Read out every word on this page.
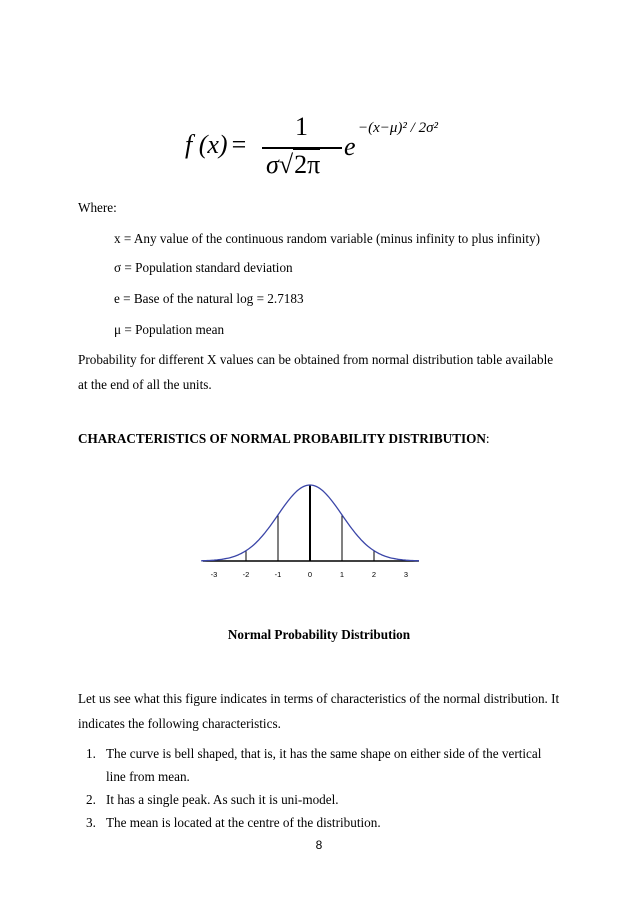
f (x) =
1
σ√2π
e
−(x−μ)² / 2σ²
Where:
x = Any value of the continuous random variable (minus infinity to plus infinity)
σ = Population standard deviation
e = Base of the natural log = 2.7183
μ = Population mean
Probability for different X values can be obtained from normal distribution table available at the end of all the units.
CHARACTERISTICS OF NORMAL PROBABILITY DISTRIBUTION:
-3	-2	-1	0	1	2	3
Normal Probability Distribution
Let us see what this figure indicates in terms of characteristics of the normal distribution. It indicates the following characteristics.
1. The curve is bell shaped, that is, it has the same shape on either side of the vertical line from mean.
2. It has a single peak. As such it is uni-model.
3. The mean is located at the centre of the distribution.
8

:::

→ **GOAL**
Quote every record above exactly, leaving out any pictures.

→ **EXERCISE RESULT**
Read out every word on this page.
f (x) =
1
σ√2π
e
−(x−μ)² / 2σ²
Where:
x = Any value of the continuous random variable (minus infinity to plus infinity)
σ = Population standard deviation
e = Base of the natural log = 2.7183
μ = Population mean
Probability for different X values can be obtained from normal distribution table available at the end of all the units.
CHARACTERISTICS OF NORMAL PROBABILITY DISTRIBUTION:
-3	-2	-1	0	1	2	3
Normal Probability Distribution
Let us see what this figure indicates in terms of characteristics of the normal distribution. It indicates the following characteristics.
1. The curve is bell shaped, that is, it has the same shape on either side of the vertical line from mean.
2. It has a single peak. As such it is uni-model.
3. The mean is located at the centre of the distribution.
8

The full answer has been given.